-- begin --
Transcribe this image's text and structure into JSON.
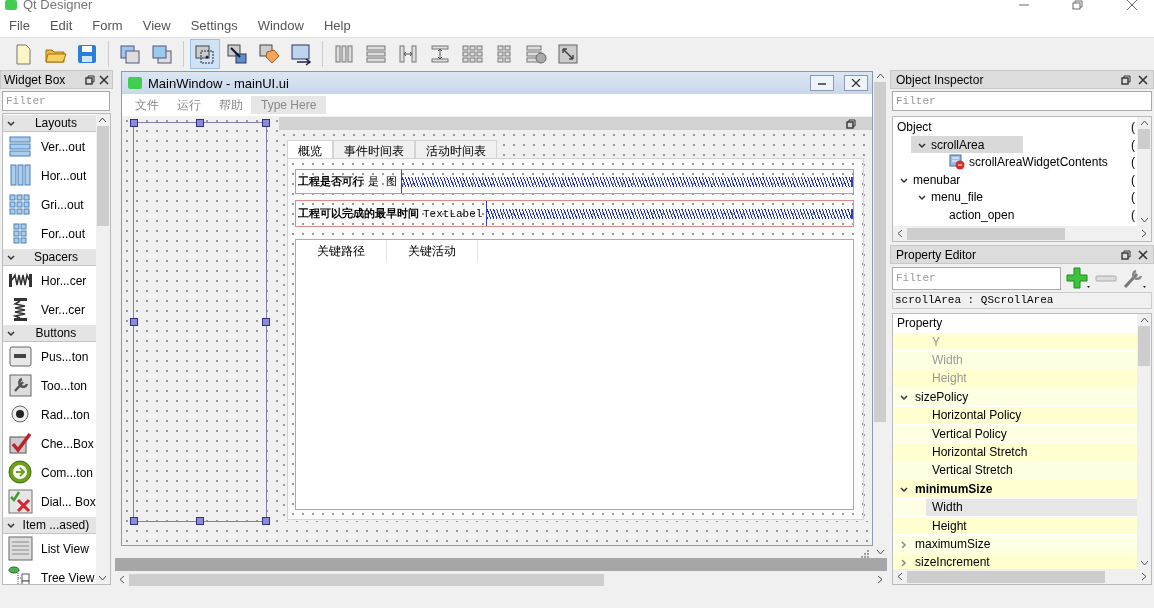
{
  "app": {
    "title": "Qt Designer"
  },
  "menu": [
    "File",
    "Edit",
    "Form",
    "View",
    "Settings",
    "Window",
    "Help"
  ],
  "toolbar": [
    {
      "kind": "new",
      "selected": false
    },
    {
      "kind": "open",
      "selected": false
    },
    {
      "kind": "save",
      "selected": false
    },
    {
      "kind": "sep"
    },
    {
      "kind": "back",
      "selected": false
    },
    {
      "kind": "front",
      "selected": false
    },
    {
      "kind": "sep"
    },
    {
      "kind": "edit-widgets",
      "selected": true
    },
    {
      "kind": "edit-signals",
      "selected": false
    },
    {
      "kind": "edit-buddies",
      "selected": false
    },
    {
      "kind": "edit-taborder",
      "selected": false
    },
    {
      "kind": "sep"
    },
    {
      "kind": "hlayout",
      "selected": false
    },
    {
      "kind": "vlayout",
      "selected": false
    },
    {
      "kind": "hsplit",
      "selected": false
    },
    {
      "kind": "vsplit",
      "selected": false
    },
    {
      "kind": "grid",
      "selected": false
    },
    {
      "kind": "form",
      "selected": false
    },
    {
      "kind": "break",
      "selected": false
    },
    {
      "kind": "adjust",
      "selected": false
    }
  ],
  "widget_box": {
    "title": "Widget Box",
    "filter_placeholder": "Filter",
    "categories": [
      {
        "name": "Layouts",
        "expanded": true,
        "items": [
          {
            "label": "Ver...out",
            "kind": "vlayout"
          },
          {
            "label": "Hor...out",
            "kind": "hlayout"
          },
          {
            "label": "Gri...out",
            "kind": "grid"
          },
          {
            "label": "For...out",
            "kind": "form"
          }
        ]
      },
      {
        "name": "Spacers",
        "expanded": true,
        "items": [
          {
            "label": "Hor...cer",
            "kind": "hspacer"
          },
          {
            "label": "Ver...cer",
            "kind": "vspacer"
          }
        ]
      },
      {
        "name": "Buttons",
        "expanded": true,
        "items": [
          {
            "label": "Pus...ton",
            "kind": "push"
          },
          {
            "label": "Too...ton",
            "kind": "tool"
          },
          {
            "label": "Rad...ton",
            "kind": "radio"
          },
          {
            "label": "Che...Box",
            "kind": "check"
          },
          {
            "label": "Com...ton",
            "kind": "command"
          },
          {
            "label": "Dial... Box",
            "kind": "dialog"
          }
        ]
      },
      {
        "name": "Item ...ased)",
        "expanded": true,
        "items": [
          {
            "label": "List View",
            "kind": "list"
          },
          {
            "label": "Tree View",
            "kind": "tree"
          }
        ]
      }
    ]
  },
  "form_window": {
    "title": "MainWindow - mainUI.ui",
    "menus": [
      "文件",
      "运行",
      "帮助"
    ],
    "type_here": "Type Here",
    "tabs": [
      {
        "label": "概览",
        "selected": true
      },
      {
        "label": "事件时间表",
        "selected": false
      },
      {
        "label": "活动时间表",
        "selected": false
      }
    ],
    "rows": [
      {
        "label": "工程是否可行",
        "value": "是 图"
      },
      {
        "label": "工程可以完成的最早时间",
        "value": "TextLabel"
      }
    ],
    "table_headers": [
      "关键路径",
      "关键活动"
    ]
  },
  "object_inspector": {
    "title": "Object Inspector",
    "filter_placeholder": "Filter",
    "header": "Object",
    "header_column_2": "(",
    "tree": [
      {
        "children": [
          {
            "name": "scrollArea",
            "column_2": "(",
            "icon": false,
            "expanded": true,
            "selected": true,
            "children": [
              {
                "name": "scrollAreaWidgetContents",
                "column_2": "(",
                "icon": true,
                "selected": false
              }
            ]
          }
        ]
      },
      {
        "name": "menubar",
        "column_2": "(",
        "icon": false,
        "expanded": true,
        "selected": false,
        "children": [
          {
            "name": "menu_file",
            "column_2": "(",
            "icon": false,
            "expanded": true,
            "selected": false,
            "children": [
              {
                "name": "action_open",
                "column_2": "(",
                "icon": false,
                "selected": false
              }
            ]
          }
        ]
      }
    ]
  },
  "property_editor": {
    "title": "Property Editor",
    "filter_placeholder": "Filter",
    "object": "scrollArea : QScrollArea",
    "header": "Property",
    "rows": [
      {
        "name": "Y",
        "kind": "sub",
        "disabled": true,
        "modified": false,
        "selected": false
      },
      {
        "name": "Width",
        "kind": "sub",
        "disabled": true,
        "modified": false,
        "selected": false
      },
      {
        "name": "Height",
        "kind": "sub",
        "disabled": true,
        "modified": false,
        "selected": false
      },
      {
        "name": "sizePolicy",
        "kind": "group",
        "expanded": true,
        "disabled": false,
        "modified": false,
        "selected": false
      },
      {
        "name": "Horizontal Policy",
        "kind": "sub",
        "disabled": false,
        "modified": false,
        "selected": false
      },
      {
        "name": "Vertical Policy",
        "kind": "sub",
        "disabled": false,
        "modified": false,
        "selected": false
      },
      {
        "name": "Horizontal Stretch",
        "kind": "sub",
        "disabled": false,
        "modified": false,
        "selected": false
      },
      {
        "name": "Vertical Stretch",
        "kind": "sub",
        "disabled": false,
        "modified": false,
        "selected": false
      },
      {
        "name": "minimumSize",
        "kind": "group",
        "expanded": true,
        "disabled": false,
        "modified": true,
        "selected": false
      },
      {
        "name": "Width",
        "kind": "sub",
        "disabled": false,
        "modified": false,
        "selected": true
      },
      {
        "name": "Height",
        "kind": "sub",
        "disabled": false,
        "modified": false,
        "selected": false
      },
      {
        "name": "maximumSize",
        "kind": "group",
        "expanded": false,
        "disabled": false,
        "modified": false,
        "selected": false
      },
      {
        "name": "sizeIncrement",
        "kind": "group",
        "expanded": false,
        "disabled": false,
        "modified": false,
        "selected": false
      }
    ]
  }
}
-- end --
-- begin --
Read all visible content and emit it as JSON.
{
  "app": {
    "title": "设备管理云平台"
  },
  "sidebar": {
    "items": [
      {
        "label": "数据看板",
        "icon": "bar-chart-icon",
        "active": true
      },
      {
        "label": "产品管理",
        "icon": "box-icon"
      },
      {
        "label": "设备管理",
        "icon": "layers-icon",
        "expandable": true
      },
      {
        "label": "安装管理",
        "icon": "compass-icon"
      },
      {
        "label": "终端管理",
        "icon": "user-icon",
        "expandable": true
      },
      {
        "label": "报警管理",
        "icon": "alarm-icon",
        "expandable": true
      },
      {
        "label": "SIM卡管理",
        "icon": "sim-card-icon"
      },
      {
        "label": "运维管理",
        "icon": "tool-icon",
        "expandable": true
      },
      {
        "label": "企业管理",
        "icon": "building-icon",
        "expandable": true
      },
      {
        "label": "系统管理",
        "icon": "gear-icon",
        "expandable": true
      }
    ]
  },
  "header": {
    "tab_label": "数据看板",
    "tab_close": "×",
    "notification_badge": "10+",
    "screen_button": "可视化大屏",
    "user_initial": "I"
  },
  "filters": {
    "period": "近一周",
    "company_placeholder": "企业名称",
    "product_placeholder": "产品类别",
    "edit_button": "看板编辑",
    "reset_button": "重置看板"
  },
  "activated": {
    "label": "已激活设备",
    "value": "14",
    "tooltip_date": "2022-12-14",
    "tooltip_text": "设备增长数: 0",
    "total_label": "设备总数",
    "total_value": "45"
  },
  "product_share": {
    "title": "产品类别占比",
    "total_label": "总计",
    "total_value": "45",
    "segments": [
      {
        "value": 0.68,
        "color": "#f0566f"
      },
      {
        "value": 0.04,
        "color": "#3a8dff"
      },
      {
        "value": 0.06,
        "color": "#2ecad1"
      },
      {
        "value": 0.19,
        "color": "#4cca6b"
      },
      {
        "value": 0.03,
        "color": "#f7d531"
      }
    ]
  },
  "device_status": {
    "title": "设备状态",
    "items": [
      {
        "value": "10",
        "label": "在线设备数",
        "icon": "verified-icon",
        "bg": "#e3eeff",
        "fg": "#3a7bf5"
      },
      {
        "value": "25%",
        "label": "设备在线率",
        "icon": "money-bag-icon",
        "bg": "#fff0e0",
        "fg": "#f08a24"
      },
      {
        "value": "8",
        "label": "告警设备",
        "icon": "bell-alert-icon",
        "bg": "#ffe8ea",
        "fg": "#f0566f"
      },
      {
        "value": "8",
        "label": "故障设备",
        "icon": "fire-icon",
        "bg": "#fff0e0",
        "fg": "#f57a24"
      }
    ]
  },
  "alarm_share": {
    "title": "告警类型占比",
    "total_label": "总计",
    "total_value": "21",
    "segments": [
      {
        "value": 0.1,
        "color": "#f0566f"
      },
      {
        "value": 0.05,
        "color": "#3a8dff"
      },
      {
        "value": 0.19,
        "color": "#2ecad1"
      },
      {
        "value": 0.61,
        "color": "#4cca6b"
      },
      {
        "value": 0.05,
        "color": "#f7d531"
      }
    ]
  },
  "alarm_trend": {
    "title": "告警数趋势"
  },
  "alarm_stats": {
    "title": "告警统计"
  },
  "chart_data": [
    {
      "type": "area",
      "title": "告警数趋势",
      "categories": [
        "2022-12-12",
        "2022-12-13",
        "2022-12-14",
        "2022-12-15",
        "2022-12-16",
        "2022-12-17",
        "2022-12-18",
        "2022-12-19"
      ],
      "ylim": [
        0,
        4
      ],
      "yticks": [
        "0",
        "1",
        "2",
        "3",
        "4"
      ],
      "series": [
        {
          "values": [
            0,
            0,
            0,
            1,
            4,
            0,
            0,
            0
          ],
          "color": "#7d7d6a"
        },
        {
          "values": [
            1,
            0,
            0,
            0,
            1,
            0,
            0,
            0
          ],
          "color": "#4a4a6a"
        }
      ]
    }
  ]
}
-- end --
**DIRECTIONS**
Search the data for "JSON". Copy every line that has it.

**FINAL RESULT**
Transcribe this image's text and structure into JSON.
Read all visible content and emit it as JSON.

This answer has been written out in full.